--- Excerto do documento ---
Não, à melodia propriamente não diria. Os projectos, às vezes, conseguem dizer-me que ritmo é que terão; ou seja, “O Assobiador”, como é muito mais lírico, muito mais calmo, muito mais delicado, tem um tipo de linguagem. O Madrugadas [Quantas madrugadas tem a noite], que já é de uma Luanda muito mais dura e rústica, tem outro tipo. E isto varia um pouco porque há zonas ligeiramente poéticas e há zonas mais duras. Por exemplo, o livro tem diálogos muito longos, de 4 ou 5 páginas, que é o que os luandeses fazem muito. É obrigatório falar, não podemos estar calados mesmo que não tenhamos nada para dizer. Às vezes as pessoas diziam-me “Este diálogo está um bocado extenso”; eu dizia “Desculpa lá, mas é mesmo assim. Não é para ser uma perfeição literária; isto aqui é para reflectir um bocado sobre o que se está a viver em Luanda”. Tive essa delicadeza- claro que não é fácil - em tentar dizer “Aqui fala-se à toa. Aqui fala-se por falar”, por um lado. Por outro, é uma homenagem às pessoas que estão sempre a criar! O diálogo é o teatro que os luandeses fazem todos os dias! Esse teatro acontece muito por via do diálogo. Tu vês em qualquer conversa que a pessoa tem necessidade de criar a palavra ou a acção. Ele está a contar-te uma coisa que não aconteceu. Parece uma obrigação. Isso eu acho muito interessante! 

Uma pessoa chega atrasada e conta-te uma história. Bom, está bem. É para se justificar. Mas é que não é só para se justificar! É porque ela acha mais interessante estar aqui cinco minutos contigo a inventar-te uma história do que simplesmente dizer-te a verdade, mas não é para se desculpar do atraso! É óbvio que chegou atrasada! Não! É porque já agora tem a oportunidade de te contar uma história inventada ou adaptada! Eu acho fantástico que as pessoas tenham a necessidade de teatralizar a própria realidade! O que os psicólogos dizem acerca disso? Podem dizer muita coisa por que o povo está sempre com necessidade aquilo que vive… Acho que isso pode dizer muito, não é? Quer efabular ou não está muito satisfeito com aquilo que vê. Ou os dois.
Esse “contar histórias”, essa oralidade ainda é base da passagem cultural?
Nas cidades, eu não sinto. Evidentemente que há espaços rurais que, felizmente, estão protegidos dessa invasão do ritmo tanto do tempo quanto do dinheiro. Ainda tem comunidades rurais- as chamadas comunidades étnicas- que preservam as suas tradições de maneira interessante: as festas da circuncisão, o modo como é pedido o casamento, o modo como os enterros são feitos, os cânticos para a colheita, os cânticos para apelar à chuva. Isso existe.
Agora vivo no Rio, mas sou de Luanda, e não tenho acesso às histórias ditas tradicionais.
Eu gosto que essas histórias sejam contadas por pessoas que as conhecem bem porque se não cai-se no exotismo literário e eu não tenho paciência nenhuma para isso.
O que achas que se perde ou que se ganha na passagem dessa oralidade para a escrita?
--- Excertos de dados ---
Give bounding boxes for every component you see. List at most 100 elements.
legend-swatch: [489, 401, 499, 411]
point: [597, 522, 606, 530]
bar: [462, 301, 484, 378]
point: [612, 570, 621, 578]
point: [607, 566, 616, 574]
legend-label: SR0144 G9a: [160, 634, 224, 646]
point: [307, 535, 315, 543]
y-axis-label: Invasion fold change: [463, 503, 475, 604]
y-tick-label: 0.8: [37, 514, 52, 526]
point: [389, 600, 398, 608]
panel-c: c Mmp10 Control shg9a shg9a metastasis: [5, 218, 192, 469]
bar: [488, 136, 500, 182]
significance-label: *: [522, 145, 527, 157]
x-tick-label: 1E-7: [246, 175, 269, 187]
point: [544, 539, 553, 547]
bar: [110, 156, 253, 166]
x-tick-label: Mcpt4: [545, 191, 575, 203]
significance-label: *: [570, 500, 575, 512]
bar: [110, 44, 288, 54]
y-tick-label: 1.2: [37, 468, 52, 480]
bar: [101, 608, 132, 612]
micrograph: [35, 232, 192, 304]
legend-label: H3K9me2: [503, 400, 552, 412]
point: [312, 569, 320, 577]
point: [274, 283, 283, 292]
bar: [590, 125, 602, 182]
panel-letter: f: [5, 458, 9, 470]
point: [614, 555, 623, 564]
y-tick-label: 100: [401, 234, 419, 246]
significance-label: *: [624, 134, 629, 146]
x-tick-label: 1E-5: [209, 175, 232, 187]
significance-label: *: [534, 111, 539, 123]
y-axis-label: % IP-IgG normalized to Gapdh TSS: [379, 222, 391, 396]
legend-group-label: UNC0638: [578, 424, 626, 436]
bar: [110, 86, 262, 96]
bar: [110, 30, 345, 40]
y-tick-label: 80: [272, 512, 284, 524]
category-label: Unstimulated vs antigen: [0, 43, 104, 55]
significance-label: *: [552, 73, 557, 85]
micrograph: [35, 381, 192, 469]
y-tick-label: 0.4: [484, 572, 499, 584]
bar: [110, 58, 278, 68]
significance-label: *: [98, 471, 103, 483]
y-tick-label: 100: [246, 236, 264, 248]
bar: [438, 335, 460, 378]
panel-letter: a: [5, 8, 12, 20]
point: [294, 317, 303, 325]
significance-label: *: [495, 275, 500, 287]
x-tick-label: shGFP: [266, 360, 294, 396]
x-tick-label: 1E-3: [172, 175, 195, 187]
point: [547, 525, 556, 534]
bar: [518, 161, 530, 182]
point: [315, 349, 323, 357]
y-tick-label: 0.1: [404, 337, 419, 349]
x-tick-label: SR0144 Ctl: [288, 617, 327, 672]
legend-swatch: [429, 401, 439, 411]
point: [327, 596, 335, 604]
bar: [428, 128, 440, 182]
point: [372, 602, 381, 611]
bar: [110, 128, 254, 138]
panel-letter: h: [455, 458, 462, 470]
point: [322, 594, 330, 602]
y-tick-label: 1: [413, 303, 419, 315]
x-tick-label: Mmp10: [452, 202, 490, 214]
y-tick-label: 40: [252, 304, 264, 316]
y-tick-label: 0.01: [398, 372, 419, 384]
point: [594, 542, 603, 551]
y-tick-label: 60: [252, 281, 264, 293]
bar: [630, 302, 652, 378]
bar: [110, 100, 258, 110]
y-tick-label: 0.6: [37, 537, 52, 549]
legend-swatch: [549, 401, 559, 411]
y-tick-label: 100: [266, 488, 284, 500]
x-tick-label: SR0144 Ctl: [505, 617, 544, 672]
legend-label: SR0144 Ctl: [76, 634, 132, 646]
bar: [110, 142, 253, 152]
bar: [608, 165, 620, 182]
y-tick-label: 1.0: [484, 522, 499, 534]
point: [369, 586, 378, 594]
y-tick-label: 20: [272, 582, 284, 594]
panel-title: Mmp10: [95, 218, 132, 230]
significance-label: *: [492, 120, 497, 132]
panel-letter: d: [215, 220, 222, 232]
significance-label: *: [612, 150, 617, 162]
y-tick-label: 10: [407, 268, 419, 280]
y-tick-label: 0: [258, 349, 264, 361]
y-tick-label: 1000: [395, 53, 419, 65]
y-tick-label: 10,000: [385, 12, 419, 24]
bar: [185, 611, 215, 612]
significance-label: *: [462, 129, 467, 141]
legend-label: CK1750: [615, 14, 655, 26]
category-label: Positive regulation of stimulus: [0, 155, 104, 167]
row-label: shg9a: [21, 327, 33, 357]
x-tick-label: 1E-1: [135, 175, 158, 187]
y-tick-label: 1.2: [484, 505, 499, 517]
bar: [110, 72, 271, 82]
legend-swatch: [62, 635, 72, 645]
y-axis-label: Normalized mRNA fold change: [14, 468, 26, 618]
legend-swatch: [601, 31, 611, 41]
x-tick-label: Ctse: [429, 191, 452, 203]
---
▶ **Experimente**
Enumere todas as tradições que, segundo o excerto do documento, as comunidades rurais preservam.

▶ **Solução proposta**
- As festas da circuncisão
- O modo como é pedido o casamento
- O modo como os enterros são feitos
- Os cânticos para a colheita
- Os cânticos para apelar à chuva